Directions for this task: Restate the whole listing exactly.

-- begin Exercise input --

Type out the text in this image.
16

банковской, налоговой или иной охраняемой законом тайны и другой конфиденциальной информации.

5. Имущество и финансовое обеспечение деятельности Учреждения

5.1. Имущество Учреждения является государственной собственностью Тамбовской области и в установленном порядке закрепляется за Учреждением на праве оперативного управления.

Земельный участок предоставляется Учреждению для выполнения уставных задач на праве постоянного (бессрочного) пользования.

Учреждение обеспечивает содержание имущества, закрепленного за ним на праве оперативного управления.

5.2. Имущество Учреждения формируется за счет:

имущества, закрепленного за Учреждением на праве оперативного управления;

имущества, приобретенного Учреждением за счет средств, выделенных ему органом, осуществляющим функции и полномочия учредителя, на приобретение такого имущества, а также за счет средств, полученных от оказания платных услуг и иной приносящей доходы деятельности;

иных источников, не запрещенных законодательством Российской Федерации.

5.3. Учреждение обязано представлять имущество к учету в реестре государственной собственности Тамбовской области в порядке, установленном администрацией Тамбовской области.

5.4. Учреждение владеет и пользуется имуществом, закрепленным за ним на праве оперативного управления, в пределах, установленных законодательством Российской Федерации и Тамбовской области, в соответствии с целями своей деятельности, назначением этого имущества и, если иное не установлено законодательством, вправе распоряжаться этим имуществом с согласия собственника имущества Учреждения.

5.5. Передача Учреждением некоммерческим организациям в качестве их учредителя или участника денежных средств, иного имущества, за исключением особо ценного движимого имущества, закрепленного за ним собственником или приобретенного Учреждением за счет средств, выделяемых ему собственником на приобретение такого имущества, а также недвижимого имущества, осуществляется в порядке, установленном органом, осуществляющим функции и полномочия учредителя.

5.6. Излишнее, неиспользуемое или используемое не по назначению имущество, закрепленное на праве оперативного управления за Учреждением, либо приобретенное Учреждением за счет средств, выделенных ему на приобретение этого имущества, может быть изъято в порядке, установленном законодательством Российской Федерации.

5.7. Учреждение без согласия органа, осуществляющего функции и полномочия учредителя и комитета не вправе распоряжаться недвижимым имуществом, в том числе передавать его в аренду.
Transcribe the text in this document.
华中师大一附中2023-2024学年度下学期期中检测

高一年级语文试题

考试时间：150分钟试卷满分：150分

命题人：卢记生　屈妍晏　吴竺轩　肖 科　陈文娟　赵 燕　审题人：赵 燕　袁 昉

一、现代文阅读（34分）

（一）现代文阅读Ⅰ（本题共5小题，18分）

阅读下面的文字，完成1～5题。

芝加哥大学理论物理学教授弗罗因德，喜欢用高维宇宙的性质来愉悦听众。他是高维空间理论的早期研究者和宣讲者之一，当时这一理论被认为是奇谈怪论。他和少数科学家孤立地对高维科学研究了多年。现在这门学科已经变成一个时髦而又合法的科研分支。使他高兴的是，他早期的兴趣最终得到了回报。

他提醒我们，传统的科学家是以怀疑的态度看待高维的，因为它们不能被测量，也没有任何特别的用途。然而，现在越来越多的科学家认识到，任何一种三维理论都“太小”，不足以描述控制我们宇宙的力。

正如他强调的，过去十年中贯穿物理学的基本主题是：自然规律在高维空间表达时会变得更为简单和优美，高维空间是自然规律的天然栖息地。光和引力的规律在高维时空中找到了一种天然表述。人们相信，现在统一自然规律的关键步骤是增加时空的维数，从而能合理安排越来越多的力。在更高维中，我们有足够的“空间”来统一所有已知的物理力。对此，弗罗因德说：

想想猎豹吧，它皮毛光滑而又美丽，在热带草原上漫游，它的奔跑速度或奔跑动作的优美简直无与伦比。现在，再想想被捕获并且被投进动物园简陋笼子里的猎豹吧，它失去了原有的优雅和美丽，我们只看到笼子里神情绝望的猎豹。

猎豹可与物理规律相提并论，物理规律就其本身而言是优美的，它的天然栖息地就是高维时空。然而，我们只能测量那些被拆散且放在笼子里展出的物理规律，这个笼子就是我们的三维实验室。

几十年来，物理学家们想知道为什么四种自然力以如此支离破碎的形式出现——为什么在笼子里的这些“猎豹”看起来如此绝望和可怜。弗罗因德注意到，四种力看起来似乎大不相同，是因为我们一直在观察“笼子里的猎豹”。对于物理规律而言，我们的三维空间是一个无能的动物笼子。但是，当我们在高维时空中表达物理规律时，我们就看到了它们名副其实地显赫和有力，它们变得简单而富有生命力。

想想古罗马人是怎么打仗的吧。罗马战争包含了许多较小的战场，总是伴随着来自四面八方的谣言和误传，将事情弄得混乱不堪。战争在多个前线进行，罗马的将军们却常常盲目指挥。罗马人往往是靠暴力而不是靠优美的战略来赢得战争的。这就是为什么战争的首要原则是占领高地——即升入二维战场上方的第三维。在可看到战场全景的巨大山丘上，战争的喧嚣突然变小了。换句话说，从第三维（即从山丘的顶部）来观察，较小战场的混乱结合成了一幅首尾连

-- end Exercise input --

Solved exercise:
Type out the text in this image.
16

банковской, налоговой или иной охраняемой законом тайны и другой конфиденциальной информации.

5. Имущество и финансовое обеспечение деятельности Учреждения

5.1. Имущество Учреждения является государственной собственностью Тамбовской области и в установленном порядке закрепляется за Учреждением на праве оперативного управления.

Земельный участок предоставляется Учреждению для выполнения уставных задач на праве постоянного (бессрочного) пользования.

Учреждение обеспечивает содержание имущества, закрепленного за ним на праве оперативного управления.

5.2. Имущество Учреждения формируется за счет:

имущества, закрепленного за Учреждением на праве оперативного управления;

имущества, приобретенного Учреждением за счет средств, выделенных ему органом, осуществляющим функции и полномочия учредителя, на приобретение такого имущества, а также за счет средств, полученных от оказания платных услуг и иной приносящей доходы деятельности;

иных источников, не запрещенных законодательством Российской Федерации.

5.3. Учреждение обязано представлять имущество к учету в реестре государственной собственности Тамбовской области в порядке, установленном администрацией Тамбовской области.

5.4. Учреждение владеет и пользуется имуществом, закрепленным за ним на праве оперативного управления, в пределах, установленных законодательством Российской Федерации и Тамбовской области, в соответствии с целями своей деятельности, назначением этого имущества и, если иное не установлено законодательством, вправе распоряжаться этим имуществом с согласия собственника имущества Учреждения.

5.5. Передача Учреждением некоммерческим организациям в качестве их учредителя или участника денежных средств, иного имущества, за исключением особо ценного движимого имущества, закрепленного за ним собственником или приобретенного Учреждением за счет средств, выделяемых ему собственником на приобретение такого имущества, а также недвижимого имущества, осуществляется в порядке, установленном органом, осуществляющим функции и полномочия учредителя.

5.6. Излишнее, неиспользуемое или используемое не по назначению имущество, закрепленное на праве оперативного управления за Учреждением, либо приобретенное Учреждением за счет средств, выделенных ему на приобретение этого имущества, может быть изъято в порядке, установленном законодательством Российской Федерации.

5.7. Учреждение без согласия органа, осуществляющего функции и полномочия учредителя и комитета не вправе распоряжаться недвижимым имуществом, в том числе передавать его в аренду.
Transcribe the text in this document.
华中师大一附中2023-2024学年度下学期期中检测

高一年级语文试题

考试时间：150分钟试卷满分：150分

命题人：卢记生　屈妍晏　吴竺轩　肖 科　陈文娟　赵 燕　审题人：赵 燕　袁 昉

一、现代文阅读（34分）

（一）现代文阅读Ⅰ（本题共5小题，18分）

阅读下面的文字，完成1～5题。

芝加哥大学理论物理学教授弗罗因德，喜欢用高维宇宙的性质来愉悦听众。他是高维空间理论的早期研究者和宣讲者之一，当时这一理论被认为是奇谈怪论。他和少数科学家孤立地对高维科学研究了多年。现在这门学科已经变成一个时髦而又合法的科研分支。使他高兴的是，他早期的兴趣最终得到了回报。

他提醒我们，传统的科学家是以怀疑的态度看待高维的，因为它们不能被测量，也没有任何特别的用途。然而，现在越来越多的科学家认识到，任何一种三维理论都“太小”，不足以描述控制我们宇宙的力。

正如他强调的，过去十年中贯穿物理学的基本主题是：自然规律在高维空间表达时会变得更为简单和优美，高维空间是自然规律的天然栖息地。光和引力的规律在高维时空中找到了一种天然表述。人们相信，现在统一自然规律的关键步骤是增加时空的维数，从而能合理安排越来越多的力。在更高维中，我们有足够的“空间”来统一所有已知的物理力。对此，弗罗因德说：

想想猎豹吧，它皮毛光滑而又美丽，在热带草原上漫游，它的奔跑速度或奔跑动作的优美简直无与伦比。现在，再想想被捕获并且被投进动物园简陋笼子里的猎豹吧，它失去了原有的优雅和美丽，我们只看到笼子里神情绝望的猎豹。

猎豹可与物理规律相提并论，物理规律就其本身而言是优美的，它的天然栖息地就是高维时空。然而，我们只能测量那些被拆散且放在笼子里展出的物理规律，这个笼子就是我们的三维实验室。

几十年来，物理学家们想知道为什么四种自然力以如此支离破碎的形式出现——为什么在笼子里的这些“猎豹”看起来如此绝望和可怜。弗罗因德注意到，四种力看起来似乎大不相同，是因为我们一直在观察“笼子里的猎豹”。对于物理规律而言，我们的三维空间是一个无能的动物笼子。但是，当我们在高维时空中表达物理规律时，我们就看到了它们名副其实地显赫和有力，它们变得简单而富有生命力。

想想古罗马人是怎么打仗的吧。罗马战争包含了许多较小的战场，总是伴随着来自四面八方的谣言和误传，将事情弄得混乱不堪。战争在多个前线进行，罗马的将军们却常常盲目指挥。罗马人往往是靠暴力而不是靠优美的战略来赢得战争的。这就是为什么战争的首要原则是占领高地——即升入二维战场上方的第三维。在可看到战场全景的巨大山丘上，战争的喧嚣突然变小了。换句话说，从第三维（即从山丘的顶部）来观察，较小战场的混乱结合成了一幅首尾连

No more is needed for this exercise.